**TEXT EXTRACT:**

>>

The site is unmonitored and deteriorating, and someone needs to be accountable for the state of the flats, she said.
The MP for Mt Roskill Dr Carlos Cheung has taken the issue up with Kāinga Ora this month after receiving complaints from residents, including reports of squatters moving in and drug use.
He said Kāinga Ora tried to secure the complex but people were breaking in, which was confirmed when a Herald photographer visited the site yesterday and found several ways in.
Kāinga Ora Northern deputy chief executive Caroline Butterworth said the complex at 580 Hillsborough Rd is planned to be demolished but there is no firm timeframe or contract at this stage, or the future use of the site.
She said Housing New Zealand purchased the four-building complex in 2004, which complied with all the required regulations at the time.
Over the years, she said, issues arose with the weathertightness of the buildings, and scoping was carried out to determine what was needed to make the buildings warmer, drier and healthier, and to extend their life. While engineers were doing that scoping work, they discovered the buildings would also require significant seismic strengthening to bring them up to current seismic standards.
“We would have expected that buildings constructed in 2004 would have a much longer lifespan than 20 years. Unfortunately, the extent of the issues with the buildings and the rising costs of construction work means it makes more commercial sense to demolish than to remediate,” Butterworth said.
All the residents at the complex have been supported and moved into other Kāinga Ora homes, she said.
Butterworth said the Hillsborough Rd buildings were fenced off and boarded up to prevent access to the site. When the Herald told Kāinga Ora about gaps in the fencing a spokesperson said it would look into the matter.
The complex has a chequered history, going back to the early 2000s.
The original plan to build 40 low-cost units with a possible 34-unit extension led to a public outcry and fears the development would become a mini ghetto.
This led to a new multi-storey pensioner village by developer Arthur Morgenstern, who described it as highly innovative. Designed alongside Australian architect Geoffrey Walker, the development had 52 units with a lift service for elderly people with reduced mobility.
The then-local MP Phil Goff described the outcome as “a sensible compromise and a community asset”.

<<

**WORK TO COMPLETE:**
1. List the full names of all the people named in the article about the Hillsborough Rd flats.
2. Reproduce the part of the Hillsborough Rd article from "The MP for Mt" to "at the time." word for word.
The data after this point comes from a different source than the article.

**RECORD EXCERPTS:**
>>

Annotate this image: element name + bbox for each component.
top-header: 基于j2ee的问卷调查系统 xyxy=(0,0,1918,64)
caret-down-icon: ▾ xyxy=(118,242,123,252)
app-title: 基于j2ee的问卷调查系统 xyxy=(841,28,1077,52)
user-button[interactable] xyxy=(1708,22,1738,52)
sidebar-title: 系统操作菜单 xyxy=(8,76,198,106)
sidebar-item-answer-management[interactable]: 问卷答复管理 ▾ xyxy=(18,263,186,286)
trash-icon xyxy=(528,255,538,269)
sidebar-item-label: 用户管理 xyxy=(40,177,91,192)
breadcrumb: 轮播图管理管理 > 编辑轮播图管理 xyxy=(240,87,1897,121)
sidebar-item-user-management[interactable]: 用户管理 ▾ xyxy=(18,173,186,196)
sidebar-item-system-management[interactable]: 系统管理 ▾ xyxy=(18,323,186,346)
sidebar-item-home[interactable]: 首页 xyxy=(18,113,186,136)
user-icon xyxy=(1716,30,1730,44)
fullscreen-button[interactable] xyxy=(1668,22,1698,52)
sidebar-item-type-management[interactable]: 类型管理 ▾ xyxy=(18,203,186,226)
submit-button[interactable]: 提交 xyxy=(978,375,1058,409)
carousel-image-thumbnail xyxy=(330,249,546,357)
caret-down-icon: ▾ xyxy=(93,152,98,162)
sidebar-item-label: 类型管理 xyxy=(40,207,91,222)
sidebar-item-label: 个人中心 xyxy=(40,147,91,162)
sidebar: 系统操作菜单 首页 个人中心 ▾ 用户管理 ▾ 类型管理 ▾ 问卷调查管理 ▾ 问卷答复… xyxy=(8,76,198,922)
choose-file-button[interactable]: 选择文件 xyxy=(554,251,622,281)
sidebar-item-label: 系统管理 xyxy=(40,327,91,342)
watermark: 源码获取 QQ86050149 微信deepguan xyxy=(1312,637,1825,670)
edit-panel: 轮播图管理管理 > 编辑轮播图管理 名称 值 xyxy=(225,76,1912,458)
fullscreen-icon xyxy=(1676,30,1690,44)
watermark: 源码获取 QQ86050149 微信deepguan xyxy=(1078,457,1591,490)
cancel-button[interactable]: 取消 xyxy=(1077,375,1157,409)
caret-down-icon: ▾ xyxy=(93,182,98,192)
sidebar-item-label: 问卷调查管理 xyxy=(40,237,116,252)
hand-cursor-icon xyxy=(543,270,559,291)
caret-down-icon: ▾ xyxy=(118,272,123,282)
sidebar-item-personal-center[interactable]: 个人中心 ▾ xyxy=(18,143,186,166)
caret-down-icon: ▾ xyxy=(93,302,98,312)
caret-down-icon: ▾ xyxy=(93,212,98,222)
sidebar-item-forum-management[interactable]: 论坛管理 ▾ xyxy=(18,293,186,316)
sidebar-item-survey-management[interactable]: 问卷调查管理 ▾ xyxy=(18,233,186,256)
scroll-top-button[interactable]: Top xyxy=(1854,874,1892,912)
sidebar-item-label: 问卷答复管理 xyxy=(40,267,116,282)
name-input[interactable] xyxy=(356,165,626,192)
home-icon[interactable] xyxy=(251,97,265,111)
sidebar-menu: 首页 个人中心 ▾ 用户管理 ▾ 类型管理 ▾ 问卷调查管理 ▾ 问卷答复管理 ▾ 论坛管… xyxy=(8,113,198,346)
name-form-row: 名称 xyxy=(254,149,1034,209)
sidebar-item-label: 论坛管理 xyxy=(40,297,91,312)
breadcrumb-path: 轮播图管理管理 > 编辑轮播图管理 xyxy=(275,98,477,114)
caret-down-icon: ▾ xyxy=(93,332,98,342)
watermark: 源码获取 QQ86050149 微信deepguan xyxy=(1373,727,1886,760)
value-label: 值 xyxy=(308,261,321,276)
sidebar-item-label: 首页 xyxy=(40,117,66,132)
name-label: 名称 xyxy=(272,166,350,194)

<<

**EXERCISE RESULTS:**
1. Carlos Cheung, Caroline Butterworth, Arthur Morgenstern, Geoffrey Walker, Phil Goff

2.
The MP for Mt Roskill Dr Carlos Cheung has taken the issue up with Kāinga Ora this month after receiving complaints from residents, including reports of squatters moving in and drug use.
He said Kāinga Ora tried to secure the complex but people were breaking in, which was confirmed when a Herald photographer visited the site yesterday and found several ways in.
Kāinga Ora Northern deputy chief executive Caroline Butterworth said the complex at 580 Hillsborough Rd is planned to be demolished but there is no firm timeframe or contract at this stage, or the future use of the site.
She said Housing New Zealand purchased the four-building complex in 2004, which complied with all the required regulations at the time.